BEGIN Items
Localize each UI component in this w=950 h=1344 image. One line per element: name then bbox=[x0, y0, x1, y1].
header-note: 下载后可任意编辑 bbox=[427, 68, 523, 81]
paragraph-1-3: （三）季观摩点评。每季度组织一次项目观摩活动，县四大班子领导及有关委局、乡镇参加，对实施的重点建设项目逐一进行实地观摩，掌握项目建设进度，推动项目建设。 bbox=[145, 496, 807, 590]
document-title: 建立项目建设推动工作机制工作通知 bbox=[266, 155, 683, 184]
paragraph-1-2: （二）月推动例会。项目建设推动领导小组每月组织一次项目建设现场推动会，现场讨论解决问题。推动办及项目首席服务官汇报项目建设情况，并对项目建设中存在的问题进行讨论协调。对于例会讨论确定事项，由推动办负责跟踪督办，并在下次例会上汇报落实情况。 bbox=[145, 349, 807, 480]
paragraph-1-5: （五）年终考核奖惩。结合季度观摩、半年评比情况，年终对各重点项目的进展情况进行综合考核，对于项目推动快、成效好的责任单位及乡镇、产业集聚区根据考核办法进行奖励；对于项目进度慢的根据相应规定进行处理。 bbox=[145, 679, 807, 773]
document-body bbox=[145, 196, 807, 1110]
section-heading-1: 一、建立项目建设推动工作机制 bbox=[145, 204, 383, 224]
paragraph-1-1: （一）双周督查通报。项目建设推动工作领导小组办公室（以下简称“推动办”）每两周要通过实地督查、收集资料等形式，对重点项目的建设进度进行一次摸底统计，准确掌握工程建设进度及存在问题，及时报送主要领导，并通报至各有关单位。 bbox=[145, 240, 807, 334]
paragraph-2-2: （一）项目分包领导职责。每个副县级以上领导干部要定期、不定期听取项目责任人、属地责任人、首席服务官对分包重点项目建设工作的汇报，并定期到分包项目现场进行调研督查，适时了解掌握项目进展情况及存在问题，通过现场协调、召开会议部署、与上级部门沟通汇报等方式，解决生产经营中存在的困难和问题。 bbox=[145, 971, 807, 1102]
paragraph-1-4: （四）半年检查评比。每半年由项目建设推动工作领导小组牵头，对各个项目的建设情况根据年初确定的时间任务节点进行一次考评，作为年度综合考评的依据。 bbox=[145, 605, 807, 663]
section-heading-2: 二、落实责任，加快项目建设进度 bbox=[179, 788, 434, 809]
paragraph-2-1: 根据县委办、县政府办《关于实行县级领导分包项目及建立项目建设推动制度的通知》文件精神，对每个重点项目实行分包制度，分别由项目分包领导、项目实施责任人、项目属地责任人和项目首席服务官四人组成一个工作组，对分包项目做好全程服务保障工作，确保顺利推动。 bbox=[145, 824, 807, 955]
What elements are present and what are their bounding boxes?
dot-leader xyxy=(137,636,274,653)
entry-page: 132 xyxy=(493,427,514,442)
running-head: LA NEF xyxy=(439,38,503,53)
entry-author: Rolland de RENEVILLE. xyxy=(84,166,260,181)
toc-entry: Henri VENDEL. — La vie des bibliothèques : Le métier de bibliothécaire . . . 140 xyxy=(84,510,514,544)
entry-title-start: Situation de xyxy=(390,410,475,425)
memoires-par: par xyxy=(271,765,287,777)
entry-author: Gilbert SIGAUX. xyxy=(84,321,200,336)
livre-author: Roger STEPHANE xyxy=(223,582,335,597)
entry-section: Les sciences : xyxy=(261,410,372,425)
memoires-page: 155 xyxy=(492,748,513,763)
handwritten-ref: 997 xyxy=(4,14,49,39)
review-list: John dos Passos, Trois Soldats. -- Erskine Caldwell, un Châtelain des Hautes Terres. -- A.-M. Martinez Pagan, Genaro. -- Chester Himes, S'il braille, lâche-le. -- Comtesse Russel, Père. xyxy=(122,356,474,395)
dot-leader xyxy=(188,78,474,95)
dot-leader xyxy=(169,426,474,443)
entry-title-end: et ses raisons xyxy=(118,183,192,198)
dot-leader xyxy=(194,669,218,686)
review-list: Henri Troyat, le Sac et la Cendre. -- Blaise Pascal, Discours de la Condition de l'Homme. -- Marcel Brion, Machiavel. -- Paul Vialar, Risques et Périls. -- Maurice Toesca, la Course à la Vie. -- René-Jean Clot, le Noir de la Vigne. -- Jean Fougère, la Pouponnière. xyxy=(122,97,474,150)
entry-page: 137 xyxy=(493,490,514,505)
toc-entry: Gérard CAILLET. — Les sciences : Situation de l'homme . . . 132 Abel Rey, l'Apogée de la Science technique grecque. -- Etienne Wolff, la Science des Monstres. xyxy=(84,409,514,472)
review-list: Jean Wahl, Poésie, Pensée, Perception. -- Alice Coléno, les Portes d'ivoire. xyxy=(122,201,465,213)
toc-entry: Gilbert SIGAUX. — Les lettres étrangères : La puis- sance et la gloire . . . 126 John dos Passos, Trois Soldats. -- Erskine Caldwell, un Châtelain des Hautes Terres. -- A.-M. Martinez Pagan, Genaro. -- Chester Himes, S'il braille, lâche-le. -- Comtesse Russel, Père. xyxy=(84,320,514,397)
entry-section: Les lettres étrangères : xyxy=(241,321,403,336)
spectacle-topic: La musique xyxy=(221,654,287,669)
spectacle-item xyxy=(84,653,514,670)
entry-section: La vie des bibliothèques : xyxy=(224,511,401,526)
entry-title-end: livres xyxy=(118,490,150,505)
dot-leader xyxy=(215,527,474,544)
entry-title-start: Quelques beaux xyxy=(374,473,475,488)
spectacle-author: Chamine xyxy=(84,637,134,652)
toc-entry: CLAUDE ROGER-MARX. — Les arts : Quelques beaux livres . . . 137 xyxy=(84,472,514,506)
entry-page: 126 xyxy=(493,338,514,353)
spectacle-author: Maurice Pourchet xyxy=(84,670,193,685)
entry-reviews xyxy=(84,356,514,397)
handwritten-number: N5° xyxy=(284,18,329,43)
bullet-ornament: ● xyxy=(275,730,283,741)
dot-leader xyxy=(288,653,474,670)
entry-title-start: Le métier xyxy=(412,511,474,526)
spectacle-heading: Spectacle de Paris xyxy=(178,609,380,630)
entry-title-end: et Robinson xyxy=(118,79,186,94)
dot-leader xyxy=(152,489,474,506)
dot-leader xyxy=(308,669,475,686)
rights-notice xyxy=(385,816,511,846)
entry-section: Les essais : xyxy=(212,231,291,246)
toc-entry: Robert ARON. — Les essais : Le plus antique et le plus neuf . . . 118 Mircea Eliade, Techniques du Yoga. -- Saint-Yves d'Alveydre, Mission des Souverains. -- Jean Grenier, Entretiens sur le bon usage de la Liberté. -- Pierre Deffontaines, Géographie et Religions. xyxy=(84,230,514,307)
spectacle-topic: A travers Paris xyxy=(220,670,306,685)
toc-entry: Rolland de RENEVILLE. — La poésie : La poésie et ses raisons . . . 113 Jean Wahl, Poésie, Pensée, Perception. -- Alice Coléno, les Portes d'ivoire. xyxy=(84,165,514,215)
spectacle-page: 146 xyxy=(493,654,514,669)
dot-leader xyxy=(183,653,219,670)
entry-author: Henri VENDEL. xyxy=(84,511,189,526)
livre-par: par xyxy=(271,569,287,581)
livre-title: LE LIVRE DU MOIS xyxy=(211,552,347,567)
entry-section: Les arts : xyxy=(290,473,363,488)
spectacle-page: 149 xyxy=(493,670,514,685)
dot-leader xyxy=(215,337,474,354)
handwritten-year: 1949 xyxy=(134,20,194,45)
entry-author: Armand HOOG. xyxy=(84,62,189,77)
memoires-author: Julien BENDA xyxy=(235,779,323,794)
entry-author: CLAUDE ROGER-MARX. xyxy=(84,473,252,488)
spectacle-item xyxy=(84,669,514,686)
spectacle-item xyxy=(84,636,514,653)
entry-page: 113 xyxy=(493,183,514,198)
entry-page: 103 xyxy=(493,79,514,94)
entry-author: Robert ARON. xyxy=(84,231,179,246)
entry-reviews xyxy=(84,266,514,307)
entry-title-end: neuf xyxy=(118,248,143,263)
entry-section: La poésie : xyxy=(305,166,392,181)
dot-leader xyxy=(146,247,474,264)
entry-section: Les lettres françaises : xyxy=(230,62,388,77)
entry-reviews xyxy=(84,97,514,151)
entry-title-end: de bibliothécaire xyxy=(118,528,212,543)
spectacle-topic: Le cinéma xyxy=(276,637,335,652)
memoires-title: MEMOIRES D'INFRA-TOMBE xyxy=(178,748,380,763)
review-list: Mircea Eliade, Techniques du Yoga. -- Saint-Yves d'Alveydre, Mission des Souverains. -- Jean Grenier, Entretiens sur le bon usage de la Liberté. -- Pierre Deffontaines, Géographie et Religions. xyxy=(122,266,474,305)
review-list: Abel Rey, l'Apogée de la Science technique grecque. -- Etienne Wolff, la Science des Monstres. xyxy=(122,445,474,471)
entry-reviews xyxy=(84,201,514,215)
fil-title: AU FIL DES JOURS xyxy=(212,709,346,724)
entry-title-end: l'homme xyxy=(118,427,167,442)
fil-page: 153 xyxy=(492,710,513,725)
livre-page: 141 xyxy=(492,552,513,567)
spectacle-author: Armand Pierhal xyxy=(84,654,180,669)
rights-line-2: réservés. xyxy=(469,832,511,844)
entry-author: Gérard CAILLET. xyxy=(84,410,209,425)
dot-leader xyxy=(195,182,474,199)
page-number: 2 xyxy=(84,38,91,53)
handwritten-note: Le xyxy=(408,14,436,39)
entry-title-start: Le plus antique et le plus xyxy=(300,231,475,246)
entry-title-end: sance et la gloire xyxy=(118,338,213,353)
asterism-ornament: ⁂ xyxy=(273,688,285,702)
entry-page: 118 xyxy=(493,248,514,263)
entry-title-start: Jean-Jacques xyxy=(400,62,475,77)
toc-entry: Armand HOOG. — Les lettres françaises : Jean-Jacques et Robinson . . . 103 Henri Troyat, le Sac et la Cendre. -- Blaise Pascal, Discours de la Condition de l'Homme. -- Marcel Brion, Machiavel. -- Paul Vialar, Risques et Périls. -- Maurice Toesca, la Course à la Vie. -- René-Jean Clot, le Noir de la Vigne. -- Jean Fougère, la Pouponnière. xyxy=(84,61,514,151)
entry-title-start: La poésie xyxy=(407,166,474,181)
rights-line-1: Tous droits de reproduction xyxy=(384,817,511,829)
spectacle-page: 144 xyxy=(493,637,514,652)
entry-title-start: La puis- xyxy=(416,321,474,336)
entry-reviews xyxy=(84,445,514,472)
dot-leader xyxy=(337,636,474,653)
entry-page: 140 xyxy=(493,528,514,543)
END Items
[Directions] Arrange everything from the start of the records down to the line containing "496, 807, 590]", inclusive, as a Markdown table with the columns Row and Line text. Put the row number under Row and each line under Line text, and omit blank lines.

[Reply to the exercise]
| Row | Line text |
|---|---|
| 1 | Localize each UI component in this w=950 h=1344 image. One line per element: name then bbox=[x0, y0, x1, y1]. |
| 2 | header-note: 下载后可任意编辑 bbox=[427, 68, 523, 81] |
| 3 | paragraph-1-3: （三）季观摩点评。每季度组织一次项目观摩活动，县四大班子领导及有关委局、乡镇参加，对实施的重点建设项目逐一进行实地观摩，掌握项目建设进度，推动项目建设。 bbox=[145, 496, 807, 590] |